## [Work to be completed]
The lines to transcribe begin with the one containing "Convert this document image to plain text." and end with the last line below; reproduce them exactly, without the pictures.

>>>>>

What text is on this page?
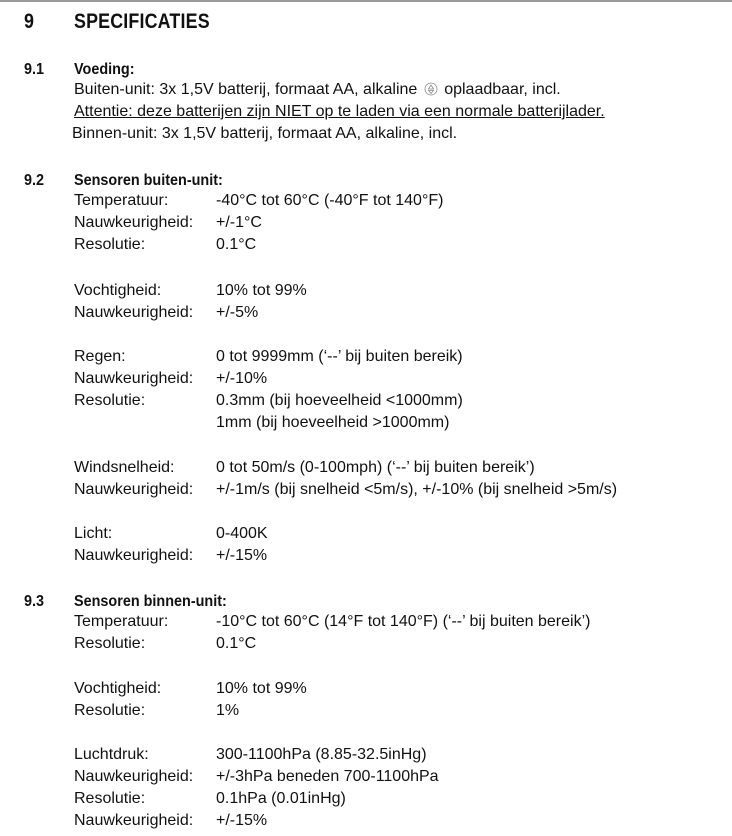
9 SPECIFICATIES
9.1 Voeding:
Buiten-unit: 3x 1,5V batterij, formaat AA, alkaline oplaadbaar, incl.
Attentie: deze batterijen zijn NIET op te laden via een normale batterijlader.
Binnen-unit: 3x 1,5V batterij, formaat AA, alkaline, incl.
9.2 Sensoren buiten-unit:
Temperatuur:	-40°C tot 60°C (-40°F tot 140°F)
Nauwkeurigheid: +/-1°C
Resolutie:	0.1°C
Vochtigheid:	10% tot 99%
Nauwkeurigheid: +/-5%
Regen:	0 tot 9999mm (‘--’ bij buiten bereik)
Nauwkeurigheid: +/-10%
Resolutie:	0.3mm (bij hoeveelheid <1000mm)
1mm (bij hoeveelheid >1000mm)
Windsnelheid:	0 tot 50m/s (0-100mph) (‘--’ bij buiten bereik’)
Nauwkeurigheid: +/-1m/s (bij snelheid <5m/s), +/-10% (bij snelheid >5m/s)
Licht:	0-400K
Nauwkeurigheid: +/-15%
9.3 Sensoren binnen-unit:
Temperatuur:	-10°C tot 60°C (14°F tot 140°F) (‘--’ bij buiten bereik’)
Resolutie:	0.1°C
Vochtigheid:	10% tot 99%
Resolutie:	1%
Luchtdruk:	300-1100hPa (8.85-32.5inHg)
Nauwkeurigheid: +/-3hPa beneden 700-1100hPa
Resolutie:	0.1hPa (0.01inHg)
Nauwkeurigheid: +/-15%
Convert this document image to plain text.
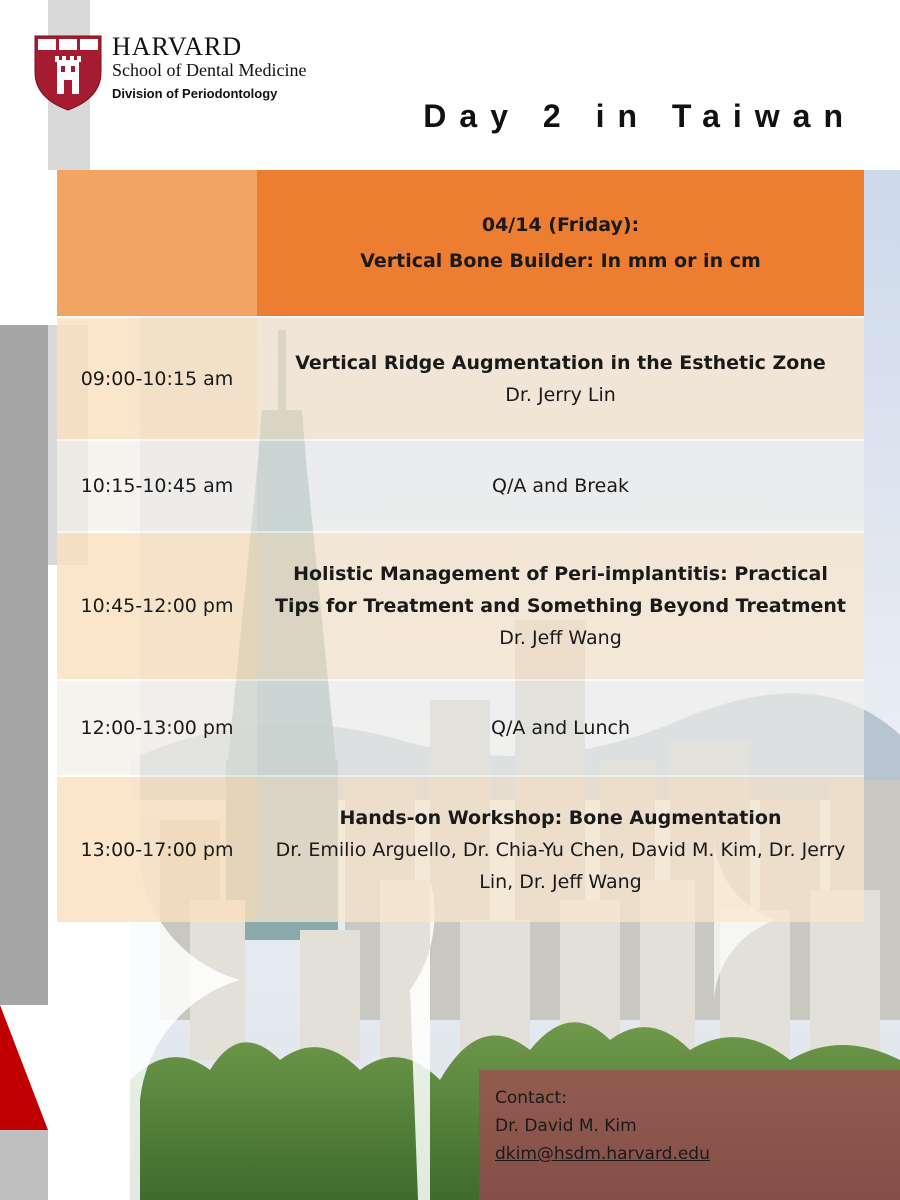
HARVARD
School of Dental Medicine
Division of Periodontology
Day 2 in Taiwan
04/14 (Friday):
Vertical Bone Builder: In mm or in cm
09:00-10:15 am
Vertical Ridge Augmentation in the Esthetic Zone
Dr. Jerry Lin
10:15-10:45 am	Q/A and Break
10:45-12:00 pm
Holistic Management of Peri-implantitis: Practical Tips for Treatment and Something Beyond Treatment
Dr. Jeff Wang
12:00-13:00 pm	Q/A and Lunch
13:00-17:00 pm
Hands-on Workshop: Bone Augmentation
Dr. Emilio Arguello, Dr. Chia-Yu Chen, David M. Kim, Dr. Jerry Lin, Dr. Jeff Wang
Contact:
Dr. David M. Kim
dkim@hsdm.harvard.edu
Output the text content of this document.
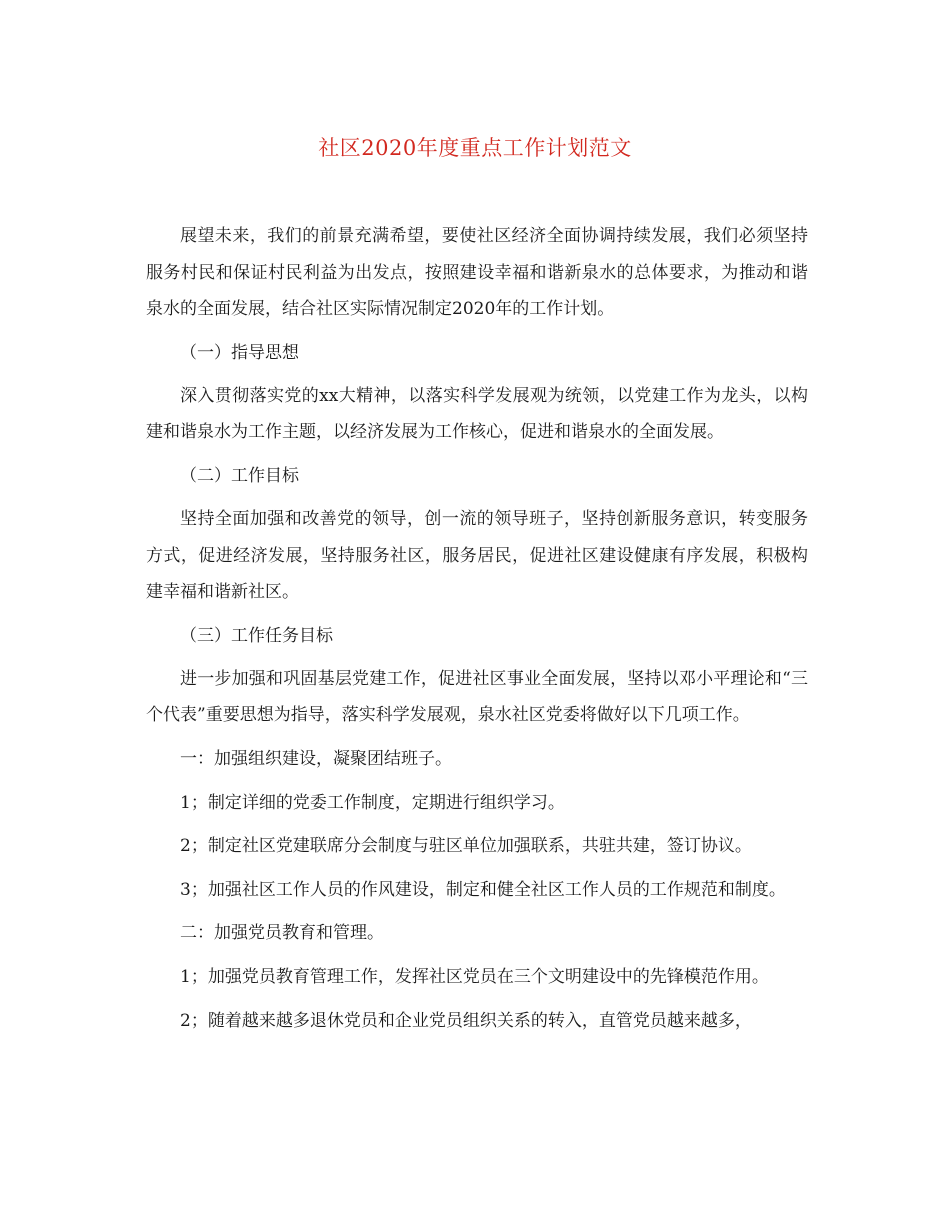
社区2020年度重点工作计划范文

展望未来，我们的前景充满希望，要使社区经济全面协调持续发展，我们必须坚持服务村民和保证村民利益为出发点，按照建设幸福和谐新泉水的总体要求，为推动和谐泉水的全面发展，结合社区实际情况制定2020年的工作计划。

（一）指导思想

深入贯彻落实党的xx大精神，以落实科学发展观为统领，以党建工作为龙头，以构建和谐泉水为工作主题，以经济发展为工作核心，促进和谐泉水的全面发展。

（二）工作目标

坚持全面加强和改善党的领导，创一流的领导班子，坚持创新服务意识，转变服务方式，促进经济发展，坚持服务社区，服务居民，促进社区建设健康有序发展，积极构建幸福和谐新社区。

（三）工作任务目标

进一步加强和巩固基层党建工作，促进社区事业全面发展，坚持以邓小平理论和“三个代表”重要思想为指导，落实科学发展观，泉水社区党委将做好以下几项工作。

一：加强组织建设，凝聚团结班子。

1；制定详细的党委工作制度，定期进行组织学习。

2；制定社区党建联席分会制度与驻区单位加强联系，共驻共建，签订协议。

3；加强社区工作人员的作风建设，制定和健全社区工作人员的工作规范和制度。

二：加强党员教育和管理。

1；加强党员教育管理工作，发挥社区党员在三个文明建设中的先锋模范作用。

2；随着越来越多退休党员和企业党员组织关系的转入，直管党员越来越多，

<<<<<

## [Task solution]
Convert this document image to plain text.
HARVARD
School of Dental Medicine
Division of Periodontology
Day 2 in Taiwan
04/14 (Friday):
Vertical Bone Builder: In mm or in cm
09:00-10:15 am
Vertical Ridge Augmentation in the Esthetic Zone
Dr. Jerry Lin
10:15-10:45 am	Q/A and Break
10:45-12:00 pm
Holistic Management of Peri-implantitis: Practical Tips for Treatment and Something Beyond Treatment
Dr. Jeff Wang
12:00-13:00 pm	Q/A and Lunch
13:00-17:00 pm
Hands-on Workshop: Bone Augmentation
Dr. Emilio Arguello, Dr. Chia-Yu Chen, David M. Kim, Dr. Jerry Lin, Dr. Jeff Wang
Contact:
Dr. David M. Kim
dkim@hsdm.harvard.edu
Output the text content of this document.
社区2020年度重点工作计划范文

展望未来，我们的前景充满希望，要使社区经济全面协调持续发展，我们必须坚持服务村民和保证村民利益为出发点，按照建设幸福和谐新泉水的总体要求，为推动和谐泉水的全面发展，结合社区实际情况制定2020年的工作计划。

（一）指导思想

深入贯彻落实党的xx大精神，以落实科学发展观为统领，以党建工作为龙头，以构建和谐泉水为工作主题，以经济发展为工作核心，促进和谐泉水的全面发展。

（二）工作目标

坚持全面加强和改善党的领导，创一流的领导班子，坚持创新服务意识，转变服务方式，促进经济发展，坚持服务社区，服务居民，促进社区建设健康有序发展，积极构建幸福和谐新社区。

（三）工作任务目标

进一步加强和巩固基层党建工作，促进社区事业全面发展，坚持以邓小平理论和“三个代表”重要思想为指导，落实科学发展观，泉水社区党委将做好以下几项工作。

一：加强组织建设，凝聚团结班子。

1；制定详细的党委工作制度，定期进行组织学习。

2；制定社区党建联席分会制度与驻区单位加强联系，共驻共建，签订协议。

3；加强社区工作人员的作风建设，制定和健全社区工作人员的工作规范和制度。

二：加强党员教育和管理。

1；加强党员教育管理工作，发挥社区党员在三个文明建设中的先锋模范作用。

2；随着越来越多退休党员和企业党员组织关系的转入，直管党员越来越多，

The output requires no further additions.